• [Goal]:
In the material below, list every line carrying the string "text".

Data records:
+ + +
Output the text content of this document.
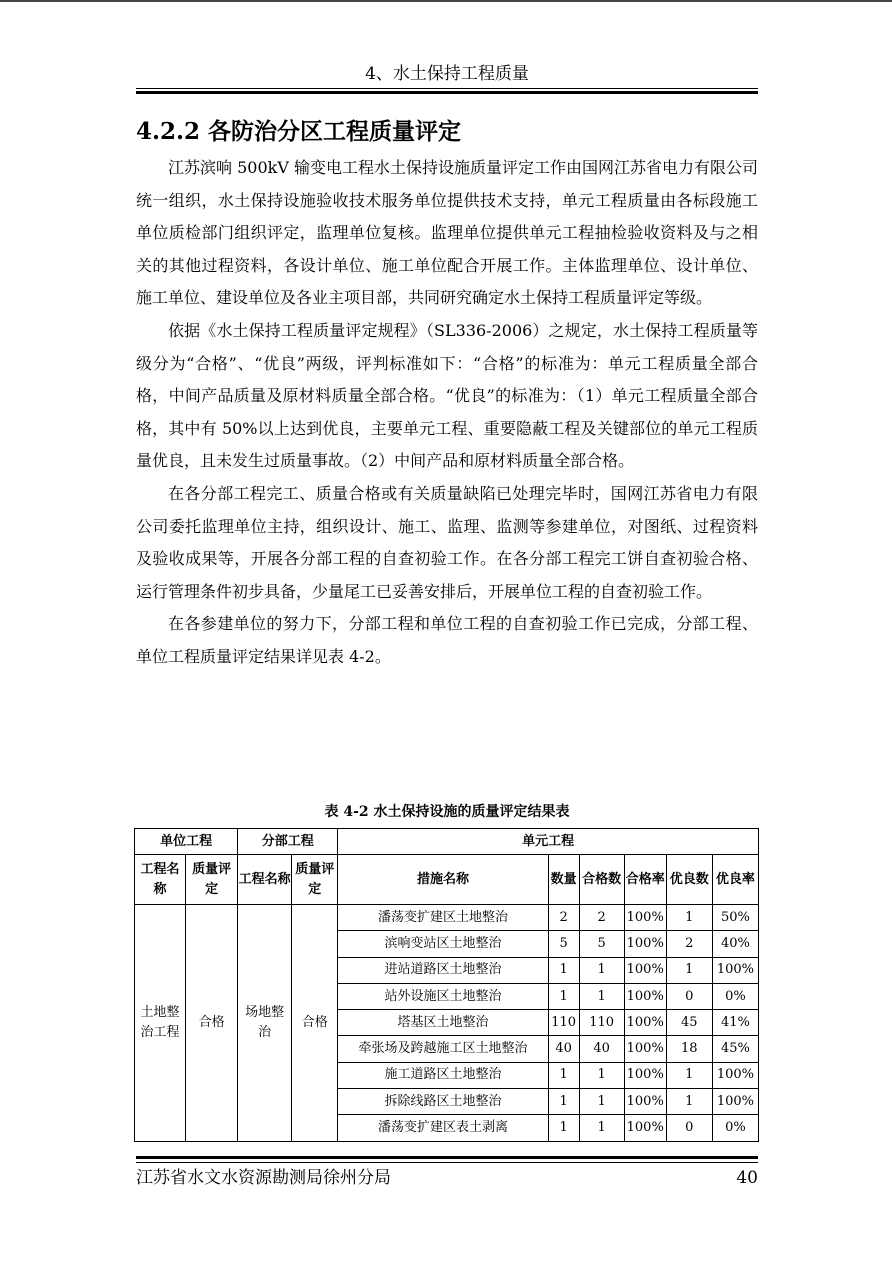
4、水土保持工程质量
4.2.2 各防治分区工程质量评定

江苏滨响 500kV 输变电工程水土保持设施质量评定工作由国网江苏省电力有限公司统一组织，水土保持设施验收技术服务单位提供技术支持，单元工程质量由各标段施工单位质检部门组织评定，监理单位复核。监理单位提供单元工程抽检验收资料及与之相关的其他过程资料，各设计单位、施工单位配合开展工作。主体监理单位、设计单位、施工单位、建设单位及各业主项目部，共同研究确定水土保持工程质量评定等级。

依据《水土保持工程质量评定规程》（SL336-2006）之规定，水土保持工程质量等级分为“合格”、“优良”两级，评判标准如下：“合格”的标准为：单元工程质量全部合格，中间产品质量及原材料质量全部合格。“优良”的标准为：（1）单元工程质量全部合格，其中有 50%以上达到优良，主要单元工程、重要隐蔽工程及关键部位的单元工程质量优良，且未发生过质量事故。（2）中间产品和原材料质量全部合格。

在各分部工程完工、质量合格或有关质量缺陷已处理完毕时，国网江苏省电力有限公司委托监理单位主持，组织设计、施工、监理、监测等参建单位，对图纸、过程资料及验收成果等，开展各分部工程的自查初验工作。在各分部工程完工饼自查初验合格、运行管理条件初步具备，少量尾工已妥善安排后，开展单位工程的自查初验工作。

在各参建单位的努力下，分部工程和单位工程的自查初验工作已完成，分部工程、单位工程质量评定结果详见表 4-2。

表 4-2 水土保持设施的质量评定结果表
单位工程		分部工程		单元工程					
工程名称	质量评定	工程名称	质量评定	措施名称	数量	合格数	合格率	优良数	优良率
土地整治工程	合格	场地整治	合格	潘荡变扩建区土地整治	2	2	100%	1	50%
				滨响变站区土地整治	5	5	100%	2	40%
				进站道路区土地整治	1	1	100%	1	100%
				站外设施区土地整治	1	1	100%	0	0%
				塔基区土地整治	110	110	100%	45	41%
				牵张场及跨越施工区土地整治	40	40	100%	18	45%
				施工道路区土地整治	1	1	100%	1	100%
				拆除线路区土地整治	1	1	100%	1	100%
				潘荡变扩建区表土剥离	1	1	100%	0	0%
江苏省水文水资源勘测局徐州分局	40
+ + +
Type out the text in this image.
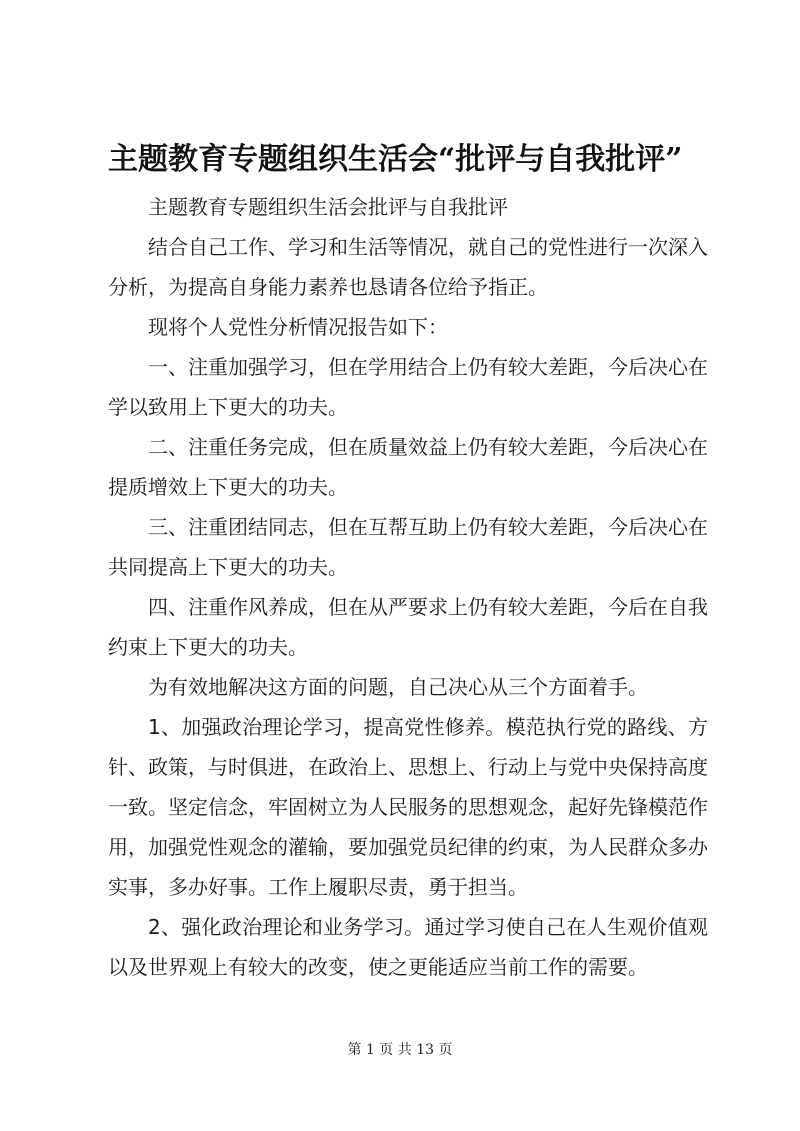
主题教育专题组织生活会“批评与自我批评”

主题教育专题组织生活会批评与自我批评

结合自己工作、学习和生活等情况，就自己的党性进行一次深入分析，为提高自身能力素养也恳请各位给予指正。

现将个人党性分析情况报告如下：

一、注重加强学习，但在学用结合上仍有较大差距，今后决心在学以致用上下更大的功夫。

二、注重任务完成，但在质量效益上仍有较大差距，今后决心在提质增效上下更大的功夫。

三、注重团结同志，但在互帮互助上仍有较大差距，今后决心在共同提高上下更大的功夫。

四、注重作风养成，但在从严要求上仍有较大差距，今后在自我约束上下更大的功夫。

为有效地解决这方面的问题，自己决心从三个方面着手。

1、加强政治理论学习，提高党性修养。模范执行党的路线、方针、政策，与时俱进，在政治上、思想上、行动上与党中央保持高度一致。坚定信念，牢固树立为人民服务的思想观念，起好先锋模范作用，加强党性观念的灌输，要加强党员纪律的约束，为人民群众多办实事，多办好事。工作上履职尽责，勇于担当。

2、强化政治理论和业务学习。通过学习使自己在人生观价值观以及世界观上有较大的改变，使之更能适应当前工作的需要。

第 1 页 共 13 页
+ + +
• [Output of the task]:
Output the text content of this document.
Type out the text in this image.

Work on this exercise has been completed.